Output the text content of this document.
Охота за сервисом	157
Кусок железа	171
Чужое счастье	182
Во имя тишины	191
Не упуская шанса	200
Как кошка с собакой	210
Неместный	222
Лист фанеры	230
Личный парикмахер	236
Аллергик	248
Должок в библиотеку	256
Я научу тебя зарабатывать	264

__What is expected__.
Working from the material above, retype it in its entirety without change.

__Exercise response__.
Output the text content of this document.
Охота за сервисом	157
Кусок железа	171
Чужое счастье	182
Во имя тишины	191
Не упуская шанса	200
Как кошка с собакой	210
Неместный	222
Лист фанеры	230
Личный парикмахер	236
Аллергик	248
Должок в библиотеку	256
Я научу тебя зарабатывать	264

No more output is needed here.